Directions for this task:
Copy out all the data, word for word.

Dataset content:
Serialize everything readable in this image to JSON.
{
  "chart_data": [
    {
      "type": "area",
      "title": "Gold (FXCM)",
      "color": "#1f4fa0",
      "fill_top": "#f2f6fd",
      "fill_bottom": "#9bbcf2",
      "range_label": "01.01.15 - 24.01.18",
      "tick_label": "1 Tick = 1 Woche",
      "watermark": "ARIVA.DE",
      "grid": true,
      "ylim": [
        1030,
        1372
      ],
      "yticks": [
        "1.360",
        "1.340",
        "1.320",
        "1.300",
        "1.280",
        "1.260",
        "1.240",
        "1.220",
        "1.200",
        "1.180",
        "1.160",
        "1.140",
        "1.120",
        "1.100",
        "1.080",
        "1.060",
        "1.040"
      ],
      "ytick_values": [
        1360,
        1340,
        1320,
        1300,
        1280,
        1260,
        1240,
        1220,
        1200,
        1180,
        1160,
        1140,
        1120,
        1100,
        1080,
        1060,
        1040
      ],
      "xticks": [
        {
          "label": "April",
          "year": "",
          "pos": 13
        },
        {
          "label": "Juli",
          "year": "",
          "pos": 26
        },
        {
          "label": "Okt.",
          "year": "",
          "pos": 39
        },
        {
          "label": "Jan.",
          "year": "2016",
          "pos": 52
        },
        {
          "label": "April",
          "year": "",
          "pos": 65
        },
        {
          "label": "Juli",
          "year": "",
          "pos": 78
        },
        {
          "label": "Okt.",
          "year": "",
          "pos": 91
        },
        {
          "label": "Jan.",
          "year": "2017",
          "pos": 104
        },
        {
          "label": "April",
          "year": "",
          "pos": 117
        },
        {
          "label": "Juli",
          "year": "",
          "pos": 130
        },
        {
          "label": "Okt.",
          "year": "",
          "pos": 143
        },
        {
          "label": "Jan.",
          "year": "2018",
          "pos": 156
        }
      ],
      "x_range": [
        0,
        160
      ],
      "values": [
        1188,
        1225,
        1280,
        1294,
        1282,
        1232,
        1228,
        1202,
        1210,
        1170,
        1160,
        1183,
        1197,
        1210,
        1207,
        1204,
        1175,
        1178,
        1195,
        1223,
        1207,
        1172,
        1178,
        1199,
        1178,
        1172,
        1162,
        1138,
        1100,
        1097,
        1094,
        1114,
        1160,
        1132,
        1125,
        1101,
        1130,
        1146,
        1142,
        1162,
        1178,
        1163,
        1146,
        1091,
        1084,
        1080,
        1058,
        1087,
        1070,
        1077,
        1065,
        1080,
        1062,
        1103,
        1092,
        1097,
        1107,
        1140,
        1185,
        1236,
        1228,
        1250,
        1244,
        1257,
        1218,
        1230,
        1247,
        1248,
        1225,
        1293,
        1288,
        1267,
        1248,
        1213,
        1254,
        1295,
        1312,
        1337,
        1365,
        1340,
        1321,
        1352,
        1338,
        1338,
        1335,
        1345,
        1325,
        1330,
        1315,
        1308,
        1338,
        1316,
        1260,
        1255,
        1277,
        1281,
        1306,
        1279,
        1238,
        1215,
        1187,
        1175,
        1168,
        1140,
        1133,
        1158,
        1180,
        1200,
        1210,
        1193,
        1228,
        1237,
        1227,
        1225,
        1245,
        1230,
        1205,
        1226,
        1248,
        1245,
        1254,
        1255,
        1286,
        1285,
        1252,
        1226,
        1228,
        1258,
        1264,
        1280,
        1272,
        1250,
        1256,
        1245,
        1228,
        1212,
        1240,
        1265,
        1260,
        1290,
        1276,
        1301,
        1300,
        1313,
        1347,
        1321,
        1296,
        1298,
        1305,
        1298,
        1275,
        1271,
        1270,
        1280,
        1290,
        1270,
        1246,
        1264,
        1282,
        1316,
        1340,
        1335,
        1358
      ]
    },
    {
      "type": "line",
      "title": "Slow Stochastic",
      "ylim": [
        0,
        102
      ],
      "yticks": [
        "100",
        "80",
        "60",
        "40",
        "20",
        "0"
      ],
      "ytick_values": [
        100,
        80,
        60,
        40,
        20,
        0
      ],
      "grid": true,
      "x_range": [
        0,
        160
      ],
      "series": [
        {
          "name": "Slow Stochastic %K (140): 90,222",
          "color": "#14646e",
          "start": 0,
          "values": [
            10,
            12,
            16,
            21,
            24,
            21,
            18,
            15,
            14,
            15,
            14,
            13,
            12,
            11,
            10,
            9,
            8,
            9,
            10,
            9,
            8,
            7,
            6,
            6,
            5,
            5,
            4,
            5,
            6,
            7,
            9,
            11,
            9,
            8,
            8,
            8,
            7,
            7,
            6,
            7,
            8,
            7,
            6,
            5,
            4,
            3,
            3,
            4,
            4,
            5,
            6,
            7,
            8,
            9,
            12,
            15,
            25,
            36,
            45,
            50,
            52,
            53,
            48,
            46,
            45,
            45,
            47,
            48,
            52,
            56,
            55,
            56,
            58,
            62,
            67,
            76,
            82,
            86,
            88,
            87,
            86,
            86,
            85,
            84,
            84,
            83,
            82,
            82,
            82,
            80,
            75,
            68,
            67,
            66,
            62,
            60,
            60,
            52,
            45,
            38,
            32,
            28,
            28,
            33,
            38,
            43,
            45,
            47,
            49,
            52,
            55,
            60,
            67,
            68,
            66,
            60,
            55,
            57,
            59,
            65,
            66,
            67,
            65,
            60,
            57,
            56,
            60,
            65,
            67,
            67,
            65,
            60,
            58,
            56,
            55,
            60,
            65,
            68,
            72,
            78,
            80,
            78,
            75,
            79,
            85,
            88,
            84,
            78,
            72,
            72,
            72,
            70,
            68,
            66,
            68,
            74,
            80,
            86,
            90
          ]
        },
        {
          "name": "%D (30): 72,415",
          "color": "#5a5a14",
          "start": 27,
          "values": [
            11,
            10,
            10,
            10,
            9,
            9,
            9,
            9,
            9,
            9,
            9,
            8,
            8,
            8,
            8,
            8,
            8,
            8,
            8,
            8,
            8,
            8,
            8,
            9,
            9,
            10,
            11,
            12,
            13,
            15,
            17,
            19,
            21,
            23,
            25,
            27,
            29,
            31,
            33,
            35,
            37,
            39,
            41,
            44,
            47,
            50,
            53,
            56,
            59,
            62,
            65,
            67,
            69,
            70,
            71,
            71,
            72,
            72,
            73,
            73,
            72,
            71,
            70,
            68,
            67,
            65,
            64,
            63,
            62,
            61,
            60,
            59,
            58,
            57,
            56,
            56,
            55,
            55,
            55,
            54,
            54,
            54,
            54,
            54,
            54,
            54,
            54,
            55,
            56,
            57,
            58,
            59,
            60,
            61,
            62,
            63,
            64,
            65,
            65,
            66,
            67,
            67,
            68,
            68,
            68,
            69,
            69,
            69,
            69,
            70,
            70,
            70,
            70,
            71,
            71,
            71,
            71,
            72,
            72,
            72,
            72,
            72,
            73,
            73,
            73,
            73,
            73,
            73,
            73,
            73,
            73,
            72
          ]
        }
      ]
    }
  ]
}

The solution:
Serialize everything readable in this image to JSON.
{
  "chart_data": [
    {
      "type": "area",
      "title": "Gold (FXCM)",
      "color": "#1f4fa0",
      "fill_top": "#f2f6fd",
      "fill_bottom": "#9bbcf2",
      "range_label": "01.01.15 - 24.01.18",
      "tick_label": "1 Tick = 1 Woche",
      "watermark": "ARIVA.DE",
      "grid": true,
      "ylim": [
        1030,
        1372
      ],
      "yticks": [
        "1.360",
        "1.340",
        "1.320",
        "1.300",
        "1.280",
        "1.260",
        "1.240",
        "1.220",
        "1.200",
        "1.180",
        "1.160",
        "1.140",
        "1.120",
        "1.100",
        "1.080",
        "1.060",
        "1.040"
      ],
      "ytick_values": [
        1360,
        1340,
        1320,
        1300,
        1280,
        1260,
        1240,
        1220,
        1200,
        1180,
        1160,
        1140,
        1120,
        1100,
        1080,
        1060,
        1040
      ],
      "xticks": [
        {
          "label": "April",
          "year": "",
          "pos": 13
        },
        {
          "label": "Juli",
          "year": "",
          "pos": 26
        },
        {
          "label": "Okt.",
          "year": "",
          "pos": 39
        },
        {
          "label": "Jan.",
          "year": "2016",
          "pos": 52
        },
        {
          "label": "April",
          "year": "",
          "pos": 65
        },
        {
          "label": "Juli",
          "year": "",
          "pos": 78
        },
        {
          "label": "Okt.",
          "year": "",
          "pos": 91
        },
        {
          "label": "Jan.",
          "year": "2017",
          "pos": 104
        },
        {
          "label": "April",
          "year": "",
          "pos": 117
        },
        {
          "label": "Juli",
          "year": "",
          "pos": 130
        },
        {
          "label": "Okt.",
          "year": "",
          "pos": 143
        },
        {
          "label": "Jan.",
          "year": "2018",
          "pos": 156
        }
      ],
      "x_range": [
        0,
        160
      ],
      "values": [
        1188,
        1225,
        1280,
        1294,
        1282,
        1232,
        1228,
        1202,
        1210,
        1170,
        1160,
        1183,
        1197,
        1210,
        1207,
        1204,
        1175,
        1178,
        1195,
        1223,
        1207,
        1172,
        1178,
        1199,
        1178,
        1172,
        1162,
        1138,
        1100,
        1097,
        1094,
        1114,
        1160,
        1132,
        1125,
        1101,
        1130,
        1146,
        1142,
        1162,
        1178,
        1163,
        1146,
        1091,
        1084,
        1080,
        1058,
        1087,
        1070,
        1077,
        1065,
        1080,
        1062,
        1103,
        1092,
        1097,
        1107,
        1140,
        1185,
        1236,
        1228,
        1250,
        1244,
        1257,
        1218,
        1230,
        1247,
        1248,
        1225,
        1293,
        1288,
        1267,
        1248,
        1213,
        1254,
        1295,
        1312,
        1337,
        1365,
        1340,
        1321,
        1352,
        1338,
        1338,
        1335,
        1345,
        1325,
        1330,
        1315,
        1308,
        1338,
        1316,
        1260,
        1255,
        1277,
        1281,
        1306,
        1279,
        1238,
        1215,
        1187,
        1175,
        1168,
        1140,
        1133,
        1158,
        1180,
        1200,
        1210,
        1193,
        1228,
        1237,
        1227,
        1225,
        1245,
        1230,
        1205,
        1226,
        1248,
        1245,
        1254,
        1255,
        1286,
        1285,
        1252,
        1226,
        1228,
        1258,
        1264,
        1280,
        1272,
        1250,
        1256,
        1245,
        1228,
        1212,
        1240,
        1265,
        1260,
        1290,
        1276,
        1301,
        1300,
        1313,
        1347,
        1321,
        1296,
        1298,
        1305,
        1298,
        1275,
        1271,
        1270,
        1280,
        1290,
        1270,
        1246,
        1264,
        1282,
        1316,
        1340,
        1335,
        1358
      ]
    },
    {
      "type": "line",
      "title": "Slow Stochastic",
      "ylim": [
        0,
        102
      ],
      "yticks": [
        "100",
        "80",
        "60",
        "40",
        "20",
        "0"
      ],
      "ytick_values": [
        100,
        80,
        60,
        40,
        20,
        0
      ],
      "grid": true,
      "x_range": [
        0,
        160
      ],
      "series": [
        {
          "name": "Slow Stochastic %K (140): 90,222",
          "color": "#14646e",
          "start": 0,
          "values": [
            10,
            12,
            16,
            21,
            24,
            21,
            18,
            15,
            14,
            15,
            14,
            13,
            12,
            11,
            10,
            9,
            8,
            9,
            10,
            9,
            8,
            7,
            6,
            6,
            5,
            5,
            4,
            5,
            6,
            7,
            9,
            11,
            9,
            8,
            8,
            8,
            7,
            7,
            6,
            7,
            8,
            7,
            6,
            5,
            4,
            3,
            3,
            4,
            4,
            5,
            6,
            7,
            8,
            9,
            12,
            15,
            25,
            36,
            45,
            50,
            52,
            53,
            48,
            46,
            45,
            45,
            47,
            48,
            52,
            56,
            55,
            56,
            58,
            62,
            67,
            76,
            82,
            86,
            88,
            87,
            86,
            86,
            85,
            84,
            84,
            83,
            82,
            82,
            82,
            80,
            75,
            68,
            67,
            66,
            62,
            60,
            60,
            52,
            45,
            38,
            32,
            28,
            28,
            33,
            38,
            43,
            45,
            47,
            49,
            52,
            55,
            60,
            67,
            68,
            66,
            60,
            55,
            57,
            59,
            65,
            66,
            67,
            65,
            60,
            57,
            56,
            60,
            65,
            67,
            67,
            65,
            60,
            58,
            56,
            55,
            60,
            65,
            68,
            72,
            78,
            80,
            78,
            75,
            79,
            85,
            88,
            84,
            78,
            72,
            72,
            72,
            70,
            68,
            66,
            68,
            74,
            80,
            86,
            90
          ]
        },
        {
          "name": "%D (30): 72,415",
          "color": "#5a5a14",
          "start": 27,
          "values": [
            11,
            10,
            10,
            10,
            9,
            9,
            9,
            9,
            9,
            9,
            9,
            8,
            8,
            8,
            8,
            8,
            8,
            8,
            8,
            8,
            8,
            8,
            8,
            9,
            9,
            10,
            11,
            12,
            13,
            15,
            17,
            19,
            21,
            23,
            25,
            27,
            29,
            31,
            33,
            35,
            37,
            39,
            41,
            44,
            47,
            50,
            53,
            56,
            59,
            62,
            65,
            67,
            69,
            70,
            71,
            71,
            72,
            72,
            73,
            73,
            72,
            71,
            70,
            68,
            67,
            65,
            64,
            63,
            62,
            61,
            60,
            59,
            58,
            57,
            56,
            56,
            55,
            55,
            55,
            54,
            54,
            54,
            54,
            54,
            54,
            54,
            54,
            55,
            56,
            57,
            58,
            59,
            60,
            61,
            62,
            63,
            64,
            65,
            65,
            66,
            67,
            67,
            68,
            68,
            68,
            69,
            69,
            69,
            69,
            70,
            70,
            70,
            70,
            71,
            71,
            71,
            71,
            72,
            72,
            72,
            72,
            72,
            73,
            73,
            73,
            73,
            73,
            73,
            73,
            73,
            73,
            72
          ]
        }
      ]
    }
  ]
}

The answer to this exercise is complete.